SET EXERCISE:
Return the listing below exactly, with the pictures dropped.
──────── DATA SUPPLIED ────────
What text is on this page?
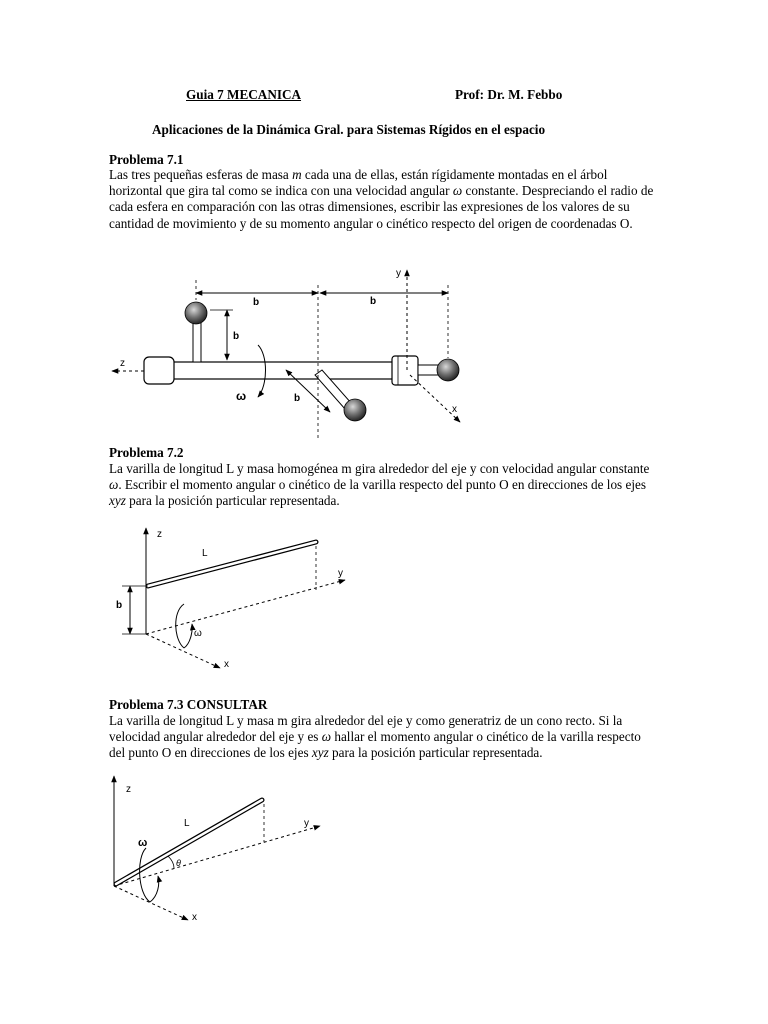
Guia 7 MECANICA	Prof: Dr. M. Febbo
Aplicaciones de la Dinámica Gral. para Sistemas Rígidos en el espacio
Problema 7.1
Las tres pequeñas esferas de masa m cada una de ellas, están rígidamente montadas en el árbol horizontal que gira tal como se indica con una velocidad angular ω constante. Despreciando el radio de cada esfera en comparación con las otras dimensiones, escribir las expresiones de los valores de su cantidad de movimiento y de su momento angular o cinético respecto del origen de coordenadas O.
b	b
b
b
y
z
x
ω
Problema 7.2
La varilla de longitud L y masa homogénea m gira alrededor del eje y con velocidad angular constante ω. Escribir el momento angular o cinético de la varilla respecto del punto O en direcciones de los ejes xyz para la posición particular representada.
z
y
x
L
b
ω
Problema 7.3 CONSULTAR
La varilla de longitud L y masa m gira alrededor del eje y como generatriz de un cono recto. Si la velocidad angular alrededor del eje y es ω hallar el momento angular o cinético de la varilla respecto del punto O en direcciones de los ejes xyz para la posición particular representada.
z
y
x
L
θ
ω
────────
EXERCISE RESULT:
What text is on this page?
Guia 7 MECANICA	Prof: Dr. M. Febbo
Aplicaciones de la Dinámica Gral. para Sistemas Rígidos en el espacio
Problema 7.1
Las tres pequeñas esferas de masa m cada una de ellas, están rígidamente montadas en el árbol horizontal que gira tal como se indica con una velocidad angular ω constante. Despreciando el radio de cada esfera en comparación con las otras dimensiones, escribir las expresiones de los valores de su cantidad de movimiento y de su momento angular o cinético respecto del origen de coordenadas O.
b	b
b
b
y
z
x
ω
Problema 7.2
La varilla de longitud L y masa homogénea m gira alrededor del eje y con velocidad angular constante ω. Escribir el momento angular o cinético de la varilla respecto del punto O en direcciones de los ejes xyz para la posición particular representada.
z
y
x
L
b
ω
Problema 7.3 CONSULTAR
La varilla de longitud L y masa m gira alrededor del eje y como generatriz de un cono recto. Si la velocidad angular alrededor del eje y es ω hallar el momento angular o cinético de la varilla respecto del punto O en direcciones de los ejes xyz para la posición particular representada.
z
y
x
L
θ
ω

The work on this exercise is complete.